** BEGIN **

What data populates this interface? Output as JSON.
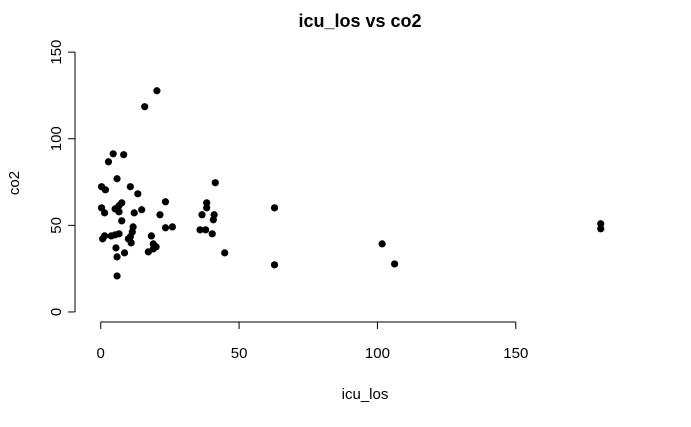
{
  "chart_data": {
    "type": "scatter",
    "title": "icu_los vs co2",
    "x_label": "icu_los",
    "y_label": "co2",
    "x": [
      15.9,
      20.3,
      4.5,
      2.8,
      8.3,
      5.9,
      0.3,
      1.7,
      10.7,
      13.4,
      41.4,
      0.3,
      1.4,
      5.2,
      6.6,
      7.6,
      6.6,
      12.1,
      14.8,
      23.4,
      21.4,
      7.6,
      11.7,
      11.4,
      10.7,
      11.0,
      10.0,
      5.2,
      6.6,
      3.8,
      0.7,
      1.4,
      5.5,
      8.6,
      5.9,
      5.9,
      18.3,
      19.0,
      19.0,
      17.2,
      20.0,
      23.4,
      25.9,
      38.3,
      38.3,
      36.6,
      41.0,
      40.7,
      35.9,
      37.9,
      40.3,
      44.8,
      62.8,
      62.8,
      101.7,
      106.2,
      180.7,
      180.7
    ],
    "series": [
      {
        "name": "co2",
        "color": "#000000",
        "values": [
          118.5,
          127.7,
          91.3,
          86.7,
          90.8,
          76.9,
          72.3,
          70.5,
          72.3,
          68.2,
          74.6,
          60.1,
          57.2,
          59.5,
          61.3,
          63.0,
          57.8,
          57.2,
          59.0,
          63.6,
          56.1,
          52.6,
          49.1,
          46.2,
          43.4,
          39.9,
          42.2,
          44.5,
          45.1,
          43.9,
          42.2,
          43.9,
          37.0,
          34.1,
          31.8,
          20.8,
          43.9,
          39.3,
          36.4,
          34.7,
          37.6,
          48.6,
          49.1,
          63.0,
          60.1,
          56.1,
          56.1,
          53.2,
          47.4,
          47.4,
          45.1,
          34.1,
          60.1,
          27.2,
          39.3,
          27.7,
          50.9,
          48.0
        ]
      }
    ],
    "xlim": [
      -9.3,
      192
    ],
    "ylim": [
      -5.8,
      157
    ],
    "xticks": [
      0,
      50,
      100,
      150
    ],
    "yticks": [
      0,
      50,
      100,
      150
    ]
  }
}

** END **
** BEGIN **

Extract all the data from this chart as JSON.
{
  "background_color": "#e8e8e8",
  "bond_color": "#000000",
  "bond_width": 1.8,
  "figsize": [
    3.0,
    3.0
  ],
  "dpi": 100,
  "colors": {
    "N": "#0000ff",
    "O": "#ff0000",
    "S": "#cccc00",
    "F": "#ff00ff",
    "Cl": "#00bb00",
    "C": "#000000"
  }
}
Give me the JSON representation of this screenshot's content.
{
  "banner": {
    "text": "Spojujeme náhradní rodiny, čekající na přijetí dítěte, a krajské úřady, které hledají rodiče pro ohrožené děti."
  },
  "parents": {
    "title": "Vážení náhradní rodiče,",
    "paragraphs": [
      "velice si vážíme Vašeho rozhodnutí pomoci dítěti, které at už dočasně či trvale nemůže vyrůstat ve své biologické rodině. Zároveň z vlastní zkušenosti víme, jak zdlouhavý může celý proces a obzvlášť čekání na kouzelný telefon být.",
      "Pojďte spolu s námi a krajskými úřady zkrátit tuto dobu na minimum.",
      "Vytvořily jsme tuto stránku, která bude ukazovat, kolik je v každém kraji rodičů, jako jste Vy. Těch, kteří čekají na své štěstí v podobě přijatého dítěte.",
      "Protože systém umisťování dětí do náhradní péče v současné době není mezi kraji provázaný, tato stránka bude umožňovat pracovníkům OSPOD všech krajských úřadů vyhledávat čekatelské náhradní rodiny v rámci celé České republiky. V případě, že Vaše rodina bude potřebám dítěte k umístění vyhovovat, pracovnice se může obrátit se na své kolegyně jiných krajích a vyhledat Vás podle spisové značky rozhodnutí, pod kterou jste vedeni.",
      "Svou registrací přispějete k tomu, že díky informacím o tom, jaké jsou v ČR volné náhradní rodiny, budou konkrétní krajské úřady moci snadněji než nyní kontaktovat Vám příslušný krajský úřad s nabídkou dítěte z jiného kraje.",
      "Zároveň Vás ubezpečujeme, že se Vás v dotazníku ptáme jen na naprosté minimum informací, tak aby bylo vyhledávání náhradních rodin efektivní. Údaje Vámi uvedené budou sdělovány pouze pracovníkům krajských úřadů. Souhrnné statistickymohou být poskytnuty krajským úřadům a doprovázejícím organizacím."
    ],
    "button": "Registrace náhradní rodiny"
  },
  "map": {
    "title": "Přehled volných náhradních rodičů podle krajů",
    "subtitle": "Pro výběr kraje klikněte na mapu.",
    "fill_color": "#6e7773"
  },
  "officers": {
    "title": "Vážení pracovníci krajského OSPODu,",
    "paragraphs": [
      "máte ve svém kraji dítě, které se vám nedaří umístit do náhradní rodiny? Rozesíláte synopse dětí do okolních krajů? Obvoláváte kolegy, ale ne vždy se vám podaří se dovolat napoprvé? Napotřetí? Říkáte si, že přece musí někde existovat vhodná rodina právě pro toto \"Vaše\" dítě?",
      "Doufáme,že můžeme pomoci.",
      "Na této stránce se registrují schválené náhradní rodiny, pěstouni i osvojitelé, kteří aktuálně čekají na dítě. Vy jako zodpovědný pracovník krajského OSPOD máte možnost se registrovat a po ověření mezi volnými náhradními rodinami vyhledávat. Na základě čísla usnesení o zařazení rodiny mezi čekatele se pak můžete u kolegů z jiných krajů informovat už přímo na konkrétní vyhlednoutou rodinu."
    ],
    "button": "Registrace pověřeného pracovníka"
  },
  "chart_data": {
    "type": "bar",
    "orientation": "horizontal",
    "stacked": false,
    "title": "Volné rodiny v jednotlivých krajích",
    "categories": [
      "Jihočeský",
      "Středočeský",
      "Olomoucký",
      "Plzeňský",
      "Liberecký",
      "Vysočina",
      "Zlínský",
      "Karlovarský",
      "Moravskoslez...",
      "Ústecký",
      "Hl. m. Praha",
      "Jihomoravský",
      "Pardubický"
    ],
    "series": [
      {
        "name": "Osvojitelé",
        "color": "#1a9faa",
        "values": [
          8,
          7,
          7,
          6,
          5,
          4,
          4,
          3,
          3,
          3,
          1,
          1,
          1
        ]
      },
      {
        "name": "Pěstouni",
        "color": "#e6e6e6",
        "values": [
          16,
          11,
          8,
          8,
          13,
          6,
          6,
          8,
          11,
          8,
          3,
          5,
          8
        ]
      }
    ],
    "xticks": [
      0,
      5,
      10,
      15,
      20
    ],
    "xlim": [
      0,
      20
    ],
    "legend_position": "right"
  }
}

** END **

● **PROBLEM DESCRIPTION**
Copy every line that includes the string "budou" from the material above.

● **RESULT**
      "Svou registrací přispějete k tomu, že díky informacím o tom, jaké jsou v ČR volné náhradní rodiny, budou konkrétní krajské úřady moci snadněji než nyní kontaktovat Vám příslušný krajský úřad s nabídkou dítěte z jiného kraje.",
      "Zároveň Vás ubezpečujeme, že se Vás v dotazníku ptáme jen na naprosté minimum informací, tak aby bylo vyhledávání náhradních rodin efektivní. Údaje Vámi uvedené budou sdělovány pouze pracovníkům krajských úřadů. Souhrnné statistickymohou být poskytnuty krajským úřadům a doprovázejícím organizacím."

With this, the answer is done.